→ DESCRIPTION OF THE TASK
For the data below, report only the number of lines containing the string "Andel".
************
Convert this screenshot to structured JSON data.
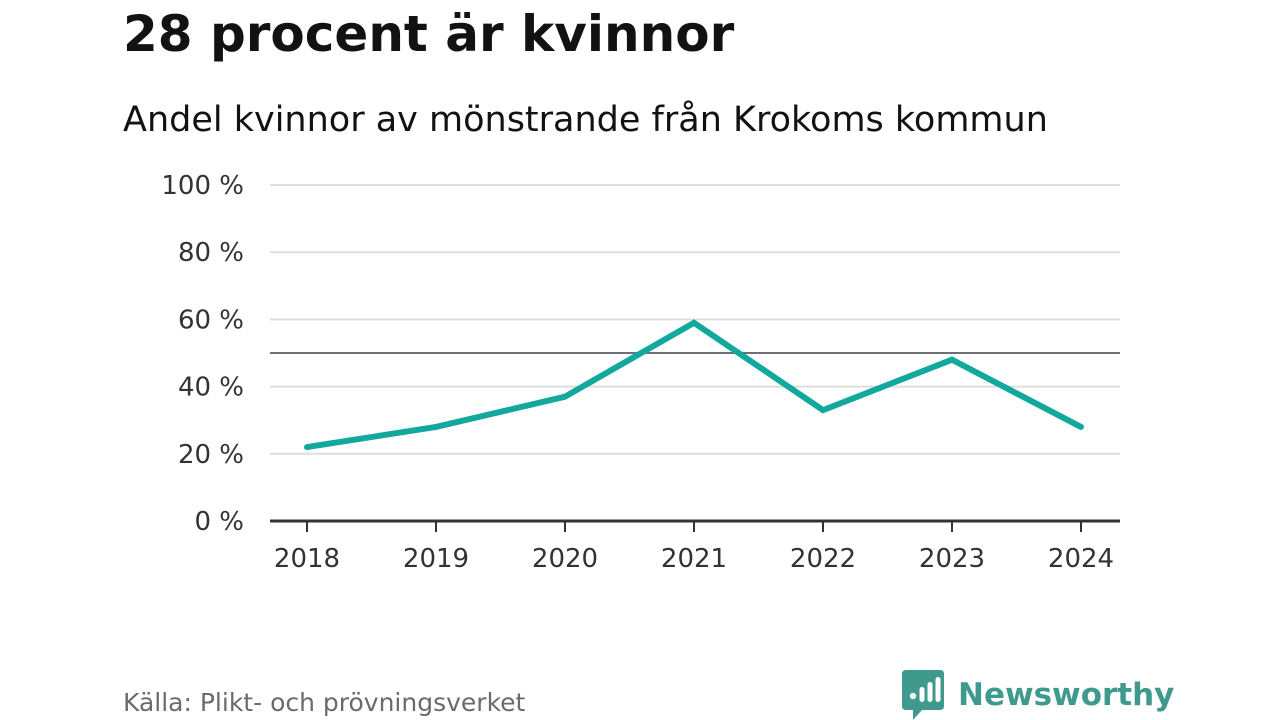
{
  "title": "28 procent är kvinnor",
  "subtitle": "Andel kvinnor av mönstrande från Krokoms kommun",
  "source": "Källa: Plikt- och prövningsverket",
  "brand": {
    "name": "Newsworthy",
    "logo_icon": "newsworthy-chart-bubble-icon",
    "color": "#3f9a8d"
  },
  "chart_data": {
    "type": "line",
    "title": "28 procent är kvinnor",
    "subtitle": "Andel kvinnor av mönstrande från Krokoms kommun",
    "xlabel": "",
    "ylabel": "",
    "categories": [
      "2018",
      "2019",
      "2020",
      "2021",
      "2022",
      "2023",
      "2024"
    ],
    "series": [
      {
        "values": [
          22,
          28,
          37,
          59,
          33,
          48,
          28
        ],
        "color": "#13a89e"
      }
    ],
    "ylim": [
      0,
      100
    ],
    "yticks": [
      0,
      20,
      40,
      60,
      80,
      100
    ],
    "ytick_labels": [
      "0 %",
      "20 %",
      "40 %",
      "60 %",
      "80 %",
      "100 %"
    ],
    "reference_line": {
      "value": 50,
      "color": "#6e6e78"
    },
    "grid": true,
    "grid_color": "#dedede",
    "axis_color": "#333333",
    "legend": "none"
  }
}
************
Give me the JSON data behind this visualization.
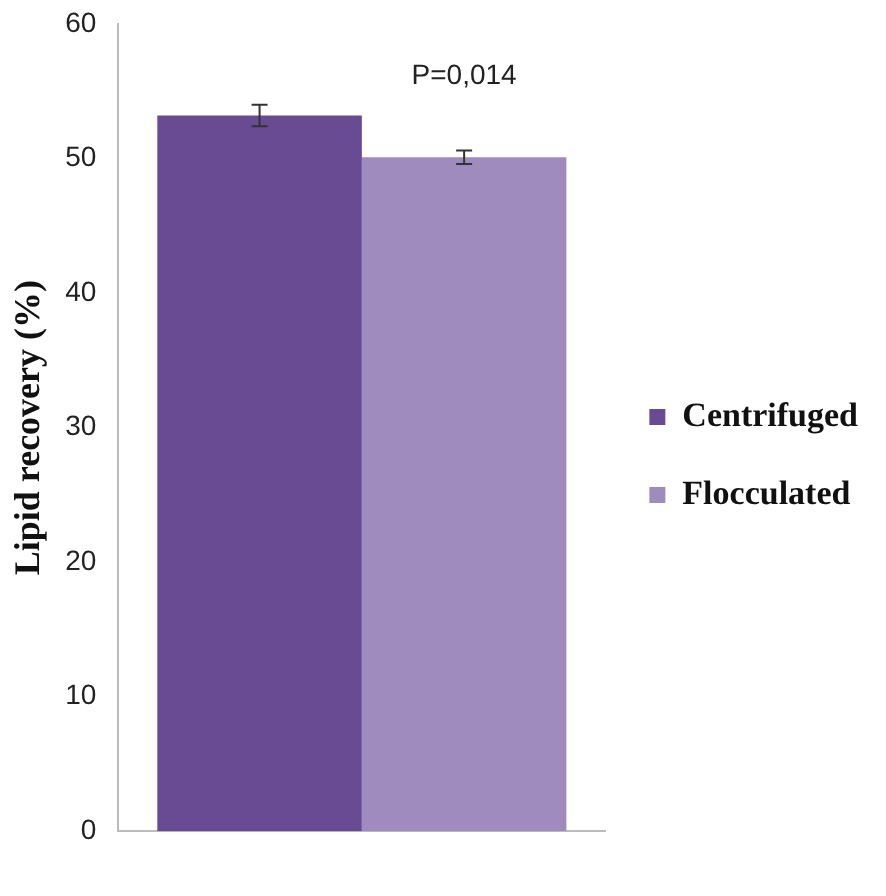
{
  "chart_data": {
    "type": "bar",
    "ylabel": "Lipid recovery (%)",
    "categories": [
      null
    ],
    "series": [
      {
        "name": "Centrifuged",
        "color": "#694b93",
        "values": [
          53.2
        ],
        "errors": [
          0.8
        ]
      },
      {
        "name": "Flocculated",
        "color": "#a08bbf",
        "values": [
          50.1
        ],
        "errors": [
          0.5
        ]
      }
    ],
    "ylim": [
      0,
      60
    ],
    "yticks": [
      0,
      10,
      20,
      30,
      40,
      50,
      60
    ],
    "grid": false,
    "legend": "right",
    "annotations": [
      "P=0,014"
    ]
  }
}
************
→ REPLY
2